Of the lines in the data below, count the ones holding the string "urlopie", and answer with that number only.

_____

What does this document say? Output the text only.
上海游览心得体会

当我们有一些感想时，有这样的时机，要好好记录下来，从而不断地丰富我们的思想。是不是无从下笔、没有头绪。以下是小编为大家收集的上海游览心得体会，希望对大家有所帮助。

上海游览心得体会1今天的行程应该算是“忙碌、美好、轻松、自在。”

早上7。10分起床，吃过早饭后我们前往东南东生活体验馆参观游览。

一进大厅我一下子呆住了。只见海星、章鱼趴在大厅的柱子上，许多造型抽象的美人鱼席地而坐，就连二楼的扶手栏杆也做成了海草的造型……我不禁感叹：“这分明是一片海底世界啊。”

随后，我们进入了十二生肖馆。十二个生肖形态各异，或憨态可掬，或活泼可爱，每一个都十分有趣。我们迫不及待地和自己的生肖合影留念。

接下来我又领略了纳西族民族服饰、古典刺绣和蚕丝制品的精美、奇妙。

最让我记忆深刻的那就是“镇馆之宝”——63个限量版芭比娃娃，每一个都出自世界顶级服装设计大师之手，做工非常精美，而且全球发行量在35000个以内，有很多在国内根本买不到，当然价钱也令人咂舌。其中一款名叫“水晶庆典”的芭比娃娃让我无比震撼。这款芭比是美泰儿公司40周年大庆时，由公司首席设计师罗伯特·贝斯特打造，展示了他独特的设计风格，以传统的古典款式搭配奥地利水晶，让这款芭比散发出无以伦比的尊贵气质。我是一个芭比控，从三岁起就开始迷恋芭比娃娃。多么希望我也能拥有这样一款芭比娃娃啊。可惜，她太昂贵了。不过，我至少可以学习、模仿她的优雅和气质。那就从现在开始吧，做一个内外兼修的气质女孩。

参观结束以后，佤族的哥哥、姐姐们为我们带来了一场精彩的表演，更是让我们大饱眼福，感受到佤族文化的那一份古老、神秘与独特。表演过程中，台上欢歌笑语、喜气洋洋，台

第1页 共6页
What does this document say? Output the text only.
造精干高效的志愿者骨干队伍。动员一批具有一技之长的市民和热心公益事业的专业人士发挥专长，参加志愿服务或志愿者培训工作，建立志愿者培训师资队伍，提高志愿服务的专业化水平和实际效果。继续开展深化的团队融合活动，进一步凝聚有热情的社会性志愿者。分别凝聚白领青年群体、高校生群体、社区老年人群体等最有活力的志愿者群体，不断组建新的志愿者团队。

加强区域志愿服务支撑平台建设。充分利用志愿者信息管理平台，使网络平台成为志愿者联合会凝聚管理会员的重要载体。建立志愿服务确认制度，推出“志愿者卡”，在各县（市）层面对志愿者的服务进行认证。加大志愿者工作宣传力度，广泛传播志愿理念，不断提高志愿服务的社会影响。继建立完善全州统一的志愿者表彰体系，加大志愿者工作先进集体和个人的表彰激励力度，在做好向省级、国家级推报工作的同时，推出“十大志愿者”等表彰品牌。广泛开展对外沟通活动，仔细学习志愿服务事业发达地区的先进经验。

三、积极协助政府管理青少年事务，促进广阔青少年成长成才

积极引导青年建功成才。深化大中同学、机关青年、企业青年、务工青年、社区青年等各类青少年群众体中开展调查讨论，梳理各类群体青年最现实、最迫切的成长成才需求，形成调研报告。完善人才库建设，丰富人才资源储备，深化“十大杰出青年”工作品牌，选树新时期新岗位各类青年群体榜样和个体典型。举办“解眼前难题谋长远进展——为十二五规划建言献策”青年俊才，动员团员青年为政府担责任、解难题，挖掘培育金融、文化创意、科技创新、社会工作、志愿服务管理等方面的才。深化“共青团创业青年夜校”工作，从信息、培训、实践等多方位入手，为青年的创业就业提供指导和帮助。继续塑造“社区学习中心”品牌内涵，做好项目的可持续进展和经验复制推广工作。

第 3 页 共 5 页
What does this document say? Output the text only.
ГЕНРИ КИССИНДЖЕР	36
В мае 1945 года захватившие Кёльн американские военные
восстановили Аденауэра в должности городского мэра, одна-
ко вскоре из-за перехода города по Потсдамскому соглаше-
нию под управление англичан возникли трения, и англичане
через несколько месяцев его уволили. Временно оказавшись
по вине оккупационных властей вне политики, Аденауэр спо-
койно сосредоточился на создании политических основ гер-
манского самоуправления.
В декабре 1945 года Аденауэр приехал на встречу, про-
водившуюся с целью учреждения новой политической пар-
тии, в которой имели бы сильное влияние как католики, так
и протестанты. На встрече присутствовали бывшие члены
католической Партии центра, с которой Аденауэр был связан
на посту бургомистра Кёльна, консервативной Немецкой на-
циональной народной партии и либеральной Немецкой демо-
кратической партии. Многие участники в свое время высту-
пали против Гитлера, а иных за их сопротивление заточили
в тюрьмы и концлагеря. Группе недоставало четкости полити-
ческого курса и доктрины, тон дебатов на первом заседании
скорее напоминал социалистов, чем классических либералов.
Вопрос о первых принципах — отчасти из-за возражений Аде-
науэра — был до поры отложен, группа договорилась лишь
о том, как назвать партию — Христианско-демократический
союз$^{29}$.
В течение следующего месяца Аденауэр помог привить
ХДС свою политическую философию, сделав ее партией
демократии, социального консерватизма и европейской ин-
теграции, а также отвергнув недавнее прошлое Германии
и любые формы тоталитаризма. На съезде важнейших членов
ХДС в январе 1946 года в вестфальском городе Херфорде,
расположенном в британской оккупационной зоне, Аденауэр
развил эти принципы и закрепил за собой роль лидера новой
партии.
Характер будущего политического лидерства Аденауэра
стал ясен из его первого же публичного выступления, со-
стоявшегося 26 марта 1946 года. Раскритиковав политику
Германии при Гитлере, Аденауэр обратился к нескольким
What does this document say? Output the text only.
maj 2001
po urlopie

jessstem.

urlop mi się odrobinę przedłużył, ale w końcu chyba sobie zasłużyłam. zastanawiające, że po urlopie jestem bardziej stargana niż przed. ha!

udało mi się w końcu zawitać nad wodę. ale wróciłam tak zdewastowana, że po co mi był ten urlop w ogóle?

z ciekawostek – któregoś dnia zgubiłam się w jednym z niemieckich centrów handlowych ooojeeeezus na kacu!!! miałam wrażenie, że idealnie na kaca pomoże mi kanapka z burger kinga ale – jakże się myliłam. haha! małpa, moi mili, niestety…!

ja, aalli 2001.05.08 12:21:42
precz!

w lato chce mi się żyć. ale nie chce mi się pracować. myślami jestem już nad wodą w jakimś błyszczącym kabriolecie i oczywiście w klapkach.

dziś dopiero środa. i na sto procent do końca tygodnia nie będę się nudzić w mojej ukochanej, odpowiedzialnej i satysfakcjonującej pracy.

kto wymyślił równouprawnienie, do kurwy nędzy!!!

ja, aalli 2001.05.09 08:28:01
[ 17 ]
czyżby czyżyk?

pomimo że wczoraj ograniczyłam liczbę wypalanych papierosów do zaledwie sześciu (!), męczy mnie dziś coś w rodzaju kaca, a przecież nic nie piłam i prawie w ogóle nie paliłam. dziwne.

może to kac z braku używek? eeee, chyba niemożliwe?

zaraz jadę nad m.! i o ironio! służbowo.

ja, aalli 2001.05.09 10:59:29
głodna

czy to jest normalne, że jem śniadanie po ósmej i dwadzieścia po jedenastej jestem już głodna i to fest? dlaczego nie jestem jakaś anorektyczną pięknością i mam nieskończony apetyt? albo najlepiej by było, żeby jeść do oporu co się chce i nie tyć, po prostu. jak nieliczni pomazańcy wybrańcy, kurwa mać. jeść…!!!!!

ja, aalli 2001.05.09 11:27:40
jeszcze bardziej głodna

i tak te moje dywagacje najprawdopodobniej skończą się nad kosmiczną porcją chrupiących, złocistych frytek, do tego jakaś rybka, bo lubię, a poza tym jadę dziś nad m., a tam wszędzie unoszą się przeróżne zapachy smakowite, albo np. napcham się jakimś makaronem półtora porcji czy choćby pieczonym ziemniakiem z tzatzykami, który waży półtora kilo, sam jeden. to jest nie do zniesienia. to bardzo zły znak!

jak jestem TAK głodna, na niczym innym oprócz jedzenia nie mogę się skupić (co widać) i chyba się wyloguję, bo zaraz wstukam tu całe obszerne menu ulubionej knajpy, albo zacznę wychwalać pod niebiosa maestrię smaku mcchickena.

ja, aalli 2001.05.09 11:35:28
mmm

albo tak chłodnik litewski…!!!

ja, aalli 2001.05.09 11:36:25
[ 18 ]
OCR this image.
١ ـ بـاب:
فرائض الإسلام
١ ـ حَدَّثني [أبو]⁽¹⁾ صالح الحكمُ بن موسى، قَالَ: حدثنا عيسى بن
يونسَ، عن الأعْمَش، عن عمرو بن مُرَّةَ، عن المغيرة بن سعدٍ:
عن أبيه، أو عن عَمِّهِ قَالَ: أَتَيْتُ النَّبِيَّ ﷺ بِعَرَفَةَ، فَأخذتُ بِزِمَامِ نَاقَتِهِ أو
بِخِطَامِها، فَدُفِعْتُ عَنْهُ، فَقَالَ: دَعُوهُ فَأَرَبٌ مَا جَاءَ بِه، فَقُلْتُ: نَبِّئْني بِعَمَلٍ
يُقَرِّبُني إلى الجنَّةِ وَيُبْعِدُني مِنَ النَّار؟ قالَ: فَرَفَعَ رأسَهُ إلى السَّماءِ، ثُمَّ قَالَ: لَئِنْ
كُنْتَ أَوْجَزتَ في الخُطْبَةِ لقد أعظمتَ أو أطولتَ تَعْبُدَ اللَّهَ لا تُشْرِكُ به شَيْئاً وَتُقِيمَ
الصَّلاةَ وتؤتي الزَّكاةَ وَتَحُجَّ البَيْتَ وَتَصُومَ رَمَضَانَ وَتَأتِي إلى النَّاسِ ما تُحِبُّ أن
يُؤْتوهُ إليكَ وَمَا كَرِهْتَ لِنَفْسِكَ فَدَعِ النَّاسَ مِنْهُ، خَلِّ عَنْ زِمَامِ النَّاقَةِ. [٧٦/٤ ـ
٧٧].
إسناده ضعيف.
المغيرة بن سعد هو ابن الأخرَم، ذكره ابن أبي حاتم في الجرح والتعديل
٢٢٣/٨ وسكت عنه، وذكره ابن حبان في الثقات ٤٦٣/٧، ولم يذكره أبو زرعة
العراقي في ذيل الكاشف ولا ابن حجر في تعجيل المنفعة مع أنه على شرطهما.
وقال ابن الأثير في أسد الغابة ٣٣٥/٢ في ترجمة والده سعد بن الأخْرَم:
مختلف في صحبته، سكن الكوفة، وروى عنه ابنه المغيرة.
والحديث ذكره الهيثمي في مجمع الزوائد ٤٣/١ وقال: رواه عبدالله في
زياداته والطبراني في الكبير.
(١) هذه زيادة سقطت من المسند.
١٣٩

_____

The result - 2